[begin Extracted entries]

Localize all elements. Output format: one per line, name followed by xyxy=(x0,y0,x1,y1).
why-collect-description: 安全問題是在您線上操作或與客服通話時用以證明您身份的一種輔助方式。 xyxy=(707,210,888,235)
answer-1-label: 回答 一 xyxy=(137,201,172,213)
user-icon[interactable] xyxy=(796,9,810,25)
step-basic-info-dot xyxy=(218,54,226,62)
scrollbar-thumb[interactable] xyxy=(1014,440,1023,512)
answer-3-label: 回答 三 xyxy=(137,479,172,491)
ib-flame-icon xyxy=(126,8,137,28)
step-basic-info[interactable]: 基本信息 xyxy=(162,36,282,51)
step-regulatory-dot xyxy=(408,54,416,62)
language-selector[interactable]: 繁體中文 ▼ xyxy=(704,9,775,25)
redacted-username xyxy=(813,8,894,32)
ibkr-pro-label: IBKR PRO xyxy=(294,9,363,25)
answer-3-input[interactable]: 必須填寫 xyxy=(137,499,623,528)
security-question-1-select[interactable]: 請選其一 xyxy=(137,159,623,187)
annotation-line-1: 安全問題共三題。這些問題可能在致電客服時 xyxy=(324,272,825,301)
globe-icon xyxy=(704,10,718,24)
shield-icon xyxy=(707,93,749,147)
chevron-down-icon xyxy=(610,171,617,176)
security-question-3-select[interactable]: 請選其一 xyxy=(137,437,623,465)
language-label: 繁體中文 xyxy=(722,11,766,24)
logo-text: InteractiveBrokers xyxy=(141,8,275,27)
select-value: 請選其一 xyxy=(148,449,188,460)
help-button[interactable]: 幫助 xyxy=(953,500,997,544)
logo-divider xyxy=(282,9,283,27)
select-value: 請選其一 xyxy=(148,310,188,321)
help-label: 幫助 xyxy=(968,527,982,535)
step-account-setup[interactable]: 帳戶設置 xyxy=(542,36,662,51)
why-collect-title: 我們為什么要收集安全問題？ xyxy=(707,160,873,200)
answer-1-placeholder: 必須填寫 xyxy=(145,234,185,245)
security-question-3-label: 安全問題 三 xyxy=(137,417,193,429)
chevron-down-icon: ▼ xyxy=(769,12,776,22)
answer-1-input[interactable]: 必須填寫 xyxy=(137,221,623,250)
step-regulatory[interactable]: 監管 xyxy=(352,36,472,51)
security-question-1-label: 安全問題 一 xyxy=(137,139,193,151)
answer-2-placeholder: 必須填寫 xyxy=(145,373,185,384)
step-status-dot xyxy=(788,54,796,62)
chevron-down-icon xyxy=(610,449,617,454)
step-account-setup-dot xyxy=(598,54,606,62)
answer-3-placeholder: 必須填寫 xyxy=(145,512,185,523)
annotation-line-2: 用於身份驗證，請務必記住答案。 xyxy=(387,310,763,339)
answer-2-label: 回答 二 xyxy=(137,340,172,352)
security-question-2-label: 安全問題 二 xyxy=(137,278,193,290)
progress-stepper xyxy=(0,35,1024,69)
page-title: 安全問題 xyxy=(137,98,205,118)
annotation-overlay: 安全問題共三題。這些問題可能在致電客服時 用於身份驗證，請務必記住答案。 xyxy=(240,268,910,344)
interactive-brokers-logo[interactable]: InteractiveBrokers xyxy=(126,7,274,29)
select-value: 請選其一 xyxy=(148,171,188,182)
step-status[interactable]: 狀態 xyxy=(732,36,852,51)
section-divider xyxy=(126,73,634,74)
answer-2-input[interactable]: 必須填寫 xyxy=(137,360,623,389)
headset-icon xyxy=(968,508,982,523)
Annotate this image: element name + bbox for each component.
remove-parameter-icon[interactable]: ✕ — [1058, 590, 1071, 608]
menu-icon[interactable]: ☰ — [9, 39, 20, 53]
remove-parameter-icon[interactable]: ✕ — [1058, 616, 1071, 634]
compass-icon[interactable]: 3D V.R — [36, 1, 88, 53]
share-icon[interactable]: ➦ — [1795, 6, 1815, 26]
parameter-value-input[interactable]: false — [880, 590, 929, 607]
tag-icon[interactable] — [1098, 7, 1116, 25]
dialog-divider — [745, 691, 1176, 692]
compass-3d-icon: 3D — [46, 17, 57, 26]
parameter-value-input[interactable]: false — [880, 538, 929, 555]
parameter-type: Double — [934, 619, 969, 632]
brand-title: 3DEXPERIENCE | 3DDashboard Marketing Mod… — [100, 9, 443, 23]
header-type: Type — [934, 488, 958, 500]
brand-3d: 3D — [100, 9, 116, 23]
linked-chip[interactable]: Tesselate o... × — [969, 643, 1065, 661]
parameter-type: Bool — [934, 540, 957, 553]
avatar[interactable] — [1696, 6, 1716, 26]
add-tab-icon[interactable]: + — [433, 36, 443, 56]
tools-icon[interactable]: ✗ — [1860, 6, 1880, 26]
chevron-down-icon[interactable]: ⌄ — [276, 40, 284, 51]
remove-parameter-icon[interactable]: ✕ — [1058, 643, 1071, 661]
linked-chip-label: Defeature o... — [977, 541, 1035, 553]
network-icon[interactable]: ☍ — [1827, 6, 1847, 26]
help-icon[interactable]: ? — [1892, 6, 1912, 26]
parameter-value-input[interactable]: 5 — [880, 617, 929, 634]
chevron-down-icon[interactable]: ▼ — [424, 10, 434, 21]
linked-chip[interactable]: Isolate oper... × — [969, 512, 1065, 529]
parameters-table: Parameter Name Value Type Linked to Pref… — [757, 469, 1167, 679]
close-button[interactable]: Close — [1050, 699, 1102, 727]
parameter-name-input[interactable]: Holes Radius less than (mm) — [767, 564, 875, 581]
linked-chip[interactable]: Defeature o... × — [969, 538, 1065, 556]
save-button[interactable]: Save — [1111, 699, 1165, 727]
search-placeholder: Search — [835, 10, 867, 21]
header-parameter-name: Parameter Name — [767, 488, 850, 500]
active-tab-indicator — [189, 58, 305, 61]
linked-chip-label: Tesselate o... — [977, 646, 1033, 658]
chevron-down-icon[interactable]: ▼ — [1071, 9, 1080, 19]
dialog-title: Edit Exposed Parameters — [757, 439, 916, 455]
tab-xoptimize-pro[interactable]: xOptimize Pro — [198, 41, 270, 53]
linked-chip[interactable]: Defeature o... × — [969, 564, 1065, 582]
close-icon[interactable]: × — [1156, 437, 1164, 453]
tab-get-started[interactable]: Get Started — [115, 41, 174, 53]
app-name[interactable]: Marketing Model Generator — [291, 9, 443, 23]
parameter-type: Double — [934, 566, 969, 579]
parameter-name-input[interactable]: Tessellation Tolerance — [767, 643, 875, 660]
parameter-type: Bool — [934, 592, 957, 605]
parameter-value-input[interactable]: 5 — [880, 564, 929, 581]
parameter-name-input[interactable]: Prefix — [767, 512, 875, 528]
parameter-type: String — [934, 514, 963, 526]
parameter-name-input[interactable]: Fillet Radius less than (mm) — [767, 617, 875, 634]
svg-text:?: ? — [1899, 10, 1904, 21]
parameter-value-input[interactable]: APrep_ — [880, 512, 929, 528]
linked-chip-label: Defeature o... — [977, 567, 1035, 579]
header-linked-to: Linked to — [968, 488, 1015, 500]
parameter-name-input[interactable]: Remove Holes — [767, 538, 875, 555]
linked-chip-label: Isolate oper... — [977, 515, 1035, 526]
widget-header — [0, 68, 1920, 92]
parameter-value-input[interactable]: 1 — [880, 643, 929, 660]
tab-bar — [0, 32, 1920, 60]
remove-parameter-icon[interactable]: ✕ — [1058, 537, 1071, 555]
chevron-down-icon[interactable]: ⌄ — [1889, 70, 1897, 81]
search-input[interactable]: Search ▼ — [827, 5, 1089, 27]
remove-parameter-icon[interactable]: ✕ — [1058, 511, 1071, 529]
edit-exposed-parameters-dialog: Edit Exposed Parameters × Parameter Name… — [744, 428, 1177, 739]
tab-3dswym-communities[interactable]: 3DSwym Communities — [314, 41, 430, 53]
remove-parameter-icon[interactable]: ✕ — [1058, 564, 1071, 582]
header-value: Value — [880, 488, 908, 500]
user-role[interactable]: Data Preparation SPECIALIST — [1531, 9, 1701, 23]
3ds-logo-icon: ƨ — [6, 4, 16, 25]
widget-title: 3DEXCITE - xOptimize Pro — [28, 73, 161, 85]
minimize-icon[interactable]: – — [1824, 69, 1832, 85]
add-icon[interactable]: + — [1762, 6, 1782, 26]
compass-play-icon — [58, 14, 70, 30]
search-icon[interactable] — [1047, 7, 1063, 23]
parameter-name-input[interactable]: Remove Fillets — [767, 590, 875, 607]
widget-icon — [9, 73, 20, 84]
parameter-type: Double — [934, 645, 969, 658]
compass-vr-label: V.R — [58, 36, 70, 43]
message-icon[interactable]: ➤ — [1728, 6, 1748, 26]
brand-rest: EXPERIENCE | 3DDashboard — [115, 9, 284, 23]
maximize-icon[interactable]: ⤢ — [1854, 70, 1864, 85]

[end Extracted entries]

* Problem to solve
Format the lines from the start of the data through the line containing "step-basic-info-dot xyxy=(218,54,226,62)", inclusive, as a JSON list of strings with one string per line, leaving out any blank lines.

* Response to this task
[
  "Localize all elements. Output format: one per line, name followed by xyxy=(x0,y0,x1,y1).",
  "why-collect-description: 安全問題是在您線上操作或與客服通話時用以證明您身份的一種輔助方式。 xyxy=(707,210,888,235)",
  "answer-1-label: 回答 一 xyxy=(137,201,172,213)",
  "user-icon[interactable] xyxy=(796,9,810,25)",
  "step-basic-info-dot xyxy=(218,54,226,62)"
]